# [SUPPLIED RECORDS]
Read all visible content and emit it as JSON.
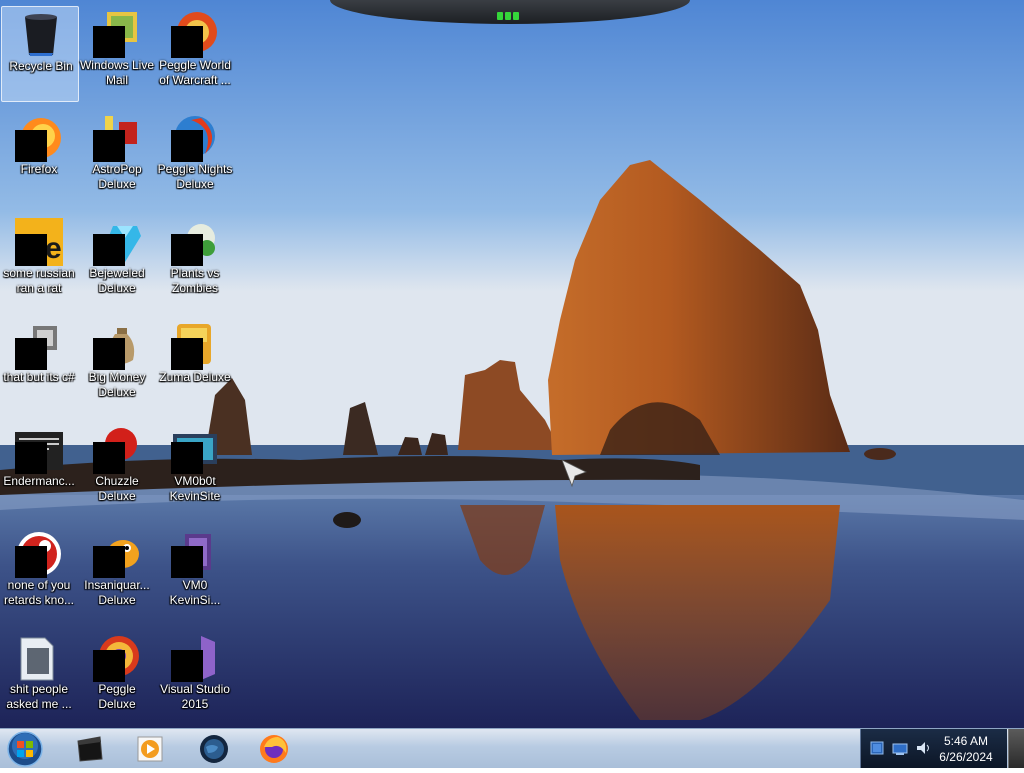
{
  "desktop": {
    "icons": [
      {
        "label": "Recycle Bin",
        "icon": "recycle-bin-icon"
      },
      {
        "label": "Windows Live\nMail",
        "icon": "windows-live-mail-icon"
      },
      {
        "label": "Peggle World\nof Warcraft ...",
        "icon": "peggle-wow-icon"
      },
      {
        "label": "Firefox",
        "icon": "firefox-icon"
      },
      {
        "label": "AstroPop\nDeluxe",
        "icon": "astropop-icon"
      },
      {
        "label": "Peggle Nights\nDeluxe",
        "icon": "peggle-nights-icon"
      },
      {
        "label": "some russian\nran a rat",
        "icon": "shortcut-file-icon"
      },
      {
        "label": "Bejeweled\nDeluxe",
        "icon": "bejeweled-icon"
      },
      {
        "label": "Plants vs\nZombies",
        "icon": "plants-vs-zombies-icon"
      },
      {
        "label": "that but its c#",
        "icon": "shortcut-file-icon"
      },
      {
        "label": "Big Money\nDeluxe",
        "icon": "big-money-icon"
      },
      {
        "label": "Zuma Deluxe",
        "icon": "zuma-icon"
      },
      {
        "label": "Endermanc...",
        "icon": "terminal-icon"
      },
      {
        "label": "Chuzzle\nDeluxe",
        "icon": "chuzzle-icon"
      },
      {
        "label": "VM0b0t\nKevinSite",
        "icon": "vm-icon"
      },
      {
        "label": "none of you\nretards kno...",
        "icon": "peggle-icon"
      },
      {
        "label": "Insaniquar...\nDeluxe",
        "icon": "insaniquarium-icon"
      },
      {
        "label": "VM0\nKevinSi...",
        "icon": "vm-icon"
      },
      {
        "label": "shit people\nasked me ...",
        "icon": "folder-icon"
      },
      {
        "label": "Peggle Deluxe",
        "icon": "peggle-icon"
      },
      {
        "label": "Visual Studio\n2015",
        "icon": "visual-studio-icon"
      }
    ]
  },
  "taskbar": {
    "start": "windows-start-orb-icon",
    "pinned": [
      "command-prompt-icon",
      "windows-media-player-icon",
      "network-globe-icon",
      "firefox-icon"
    ],
    "tray_icons": [
      "action-center-icon",
      "network-icon",
      "volume-icon"
    ],
    "time": "5:46 AM",
    "date": "6/26/2024"
  },
  "colors": {
    "taskbar": "#b8cbe2",
    "tray": "#0c1626",
    "sky": "#5c94d8",
    "selection": "#bed7f5"
  }
}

# [TO BE DONE]
Repeat the records above exactly, leaving out the pictures.

# [FINISHED ANSWER]
Read all visible content and emit it as JSON.
{
  "desktop": {
    "icons": [
      {
        "label": "Recycle Bin",
        "icon": "recycle-bin-icon"
      },
      {
        "label": "Windows Live\nMail",
        "icon": "windows-live-mail-icon"
      },
      {
        "label": "Peggle World\nof Warcraft ...",
        "icon": "peggle-wow-icon"
      },
      {
        "label": "Firefox",
        "icon": "firefox-icon"
      },
      {
        "label": "AstroPop\nDeluxe",
        "icon": "astropop-icon"
      },
      {
        "label": "Peggle Nights\nDeluxe",
        "icon": "peggle-nights-icon"
      },
      {
        "label": "some russian\nran a rat",
        "icon": "shortcut-file-icon"
      },
      {
        "label": "Bejeweled\nDeluxe",
        "icon": "bejeweled-icon"
      },
      {
        "label": "Plants vs\nZombies",
        "icon": "plants-vs-zombies-icon"
      },
      {
        "label": "that but its c#",
        "icon": "shortcut-file-icon"
      },
      {
        "label": "Big Money\nDeluxe",
        "icon": "big-money-icon"
      },
      {
        "label": "Zuma Deluxe",
        "icon": "zuma-icon"
      },
      {
        "label": "Endermanc...",
        "icon": "terminal-icon"
      },
      {
        "label": "Chuzzle\nDeluxe",
        "icon": "chuzzle-icon"
      },
      {
        "label": "VM0b0t\nKevinSite",
        "icon": "vm-icon"
      },
      {
        "label": "none of you\nretards kno...",
        "icon": "peggle-icon"
      },
      {
        "label": "Insaniquar...\nDeluxe",
        "icon": "insaniquarium-icon"
      },
      {
        "label": "VM0\nKevinSi...",
        "icon": "vm-icon"
      },
      {
        "label": "shit people\nasked me ...",
        "icon": "folder-icon"
      },
      {
        "label": "Peggle Deluxe",
        "icon": "peggle-icon"
      },
      {
        "label": "Visual Studio\n2015",
        "icon": "visual-studio-icon"
      }
    ]
  },
  "taskbar": {
    "start": "windows-start-orb-icon",
    "pinned": [
      "command-prompt-icon",
      "windows-media-player-icon",
      "network-globe-icon",
      "firefox-icon"
    ],
    "tray_icons": [
      "action-center-icon",
      "network-icon",
      "volume-icon"
    ],
    "time": "5:46 AM",
    "date": "6/26/2024"
  },
  "colors": {
    "taskbar": "#b8cbe2",
    "tray": "#0c1626",
    "sky": "#5c94d8",
    "selection": "#bed7f5"
  }
}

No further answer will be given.